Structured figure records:
=======
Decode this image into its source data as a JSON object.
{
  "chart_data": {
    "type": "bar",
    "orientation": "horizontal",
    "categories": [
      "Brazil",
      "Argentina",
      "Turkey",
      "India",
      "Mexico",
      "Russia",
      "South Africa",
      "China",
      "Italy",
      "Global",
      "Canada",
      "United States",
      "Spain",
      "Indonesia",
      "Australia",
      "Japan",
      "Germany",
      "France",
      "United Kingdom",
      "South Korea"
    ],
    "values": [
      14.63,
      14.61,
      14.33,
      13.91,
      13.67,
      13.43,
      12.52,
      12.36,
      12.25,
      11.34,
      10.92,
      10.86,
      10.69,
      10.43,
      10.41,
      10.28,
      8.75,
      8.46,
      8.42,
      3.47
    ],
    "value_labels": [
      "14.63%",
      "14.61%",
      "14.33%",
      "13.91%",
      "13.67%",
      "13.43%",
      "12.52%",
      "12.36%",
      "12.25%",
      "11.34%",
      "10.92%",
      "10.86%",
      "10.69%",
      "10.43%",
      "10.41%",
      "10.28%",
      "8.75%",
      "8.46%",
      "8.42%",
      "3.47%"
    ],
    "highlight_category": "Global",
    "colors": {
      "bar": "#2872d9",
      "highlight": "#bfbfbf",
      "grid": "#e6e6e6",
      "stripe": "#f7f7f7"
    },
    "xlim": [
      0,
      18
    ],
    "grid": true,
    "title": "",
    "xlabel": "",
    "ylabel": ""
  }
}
=======
- _TO BE DONE_:
Reproduce the data in its entirety, matching each character.

- _SOLUTION TO THE PROBLEM_:
Decode this image into its source data as a JSON object.
{
  "chart_data": {
    "type": "bar",
    "orientation": "horizontal",
    "categories": [
      "Brazil",
      "Argentina",
      "Turkey",
      "India",
      "Mexico",
      "Russia",
      "South Africa",
      "China",
      "Italy",
      "Global",
      "Canada",
      "United States",
      "Spain",
      "Indonesia",
      "Australia",
      "Japan",
      "Germany",
      "France",
      "United Kingdom",
      "South Korea"
    ],
    "values": [
      14.63,
      14.61,
      14.33,
      13.91,
      13.67,
      13.43,
      12.52,
      12.36,
      12.25,
      11.34,
      10.92,
      10.86,
      10.69,
      10.43,
      10.41,
      10.28,
      8.75,
      8.46,
      8.42,
      3.47
    ],
    "value_labels": [
      "14.63%",
      "14.61%",
      "14.33%",
      "13.91%",
      "13.67%",
      "13.43%",
      "12.52%",
      "12.36%",
      "12.25%",
      "11.34%",
      "10.92%",
      "10.86%",
      "10.69%",
      "10.43%",
      "10.41%",
      "10.28%",
      "8.75%",
      "8.46%",
      "8.42%",
      "3.47%"
    ],
    "highlight_category": "Global",
    "colors": {
      "bar": "#2872d9",
      "highlight": "#bfbfbf",
      "grid": "#e6e6e6",
      "stripe": "#f7f7f7"
    },
    "xlim": [
      0,
      18
    ],
    "grid": true,
    "title": "",
    "xlabel": "",
    "ylabel": ""
  }
}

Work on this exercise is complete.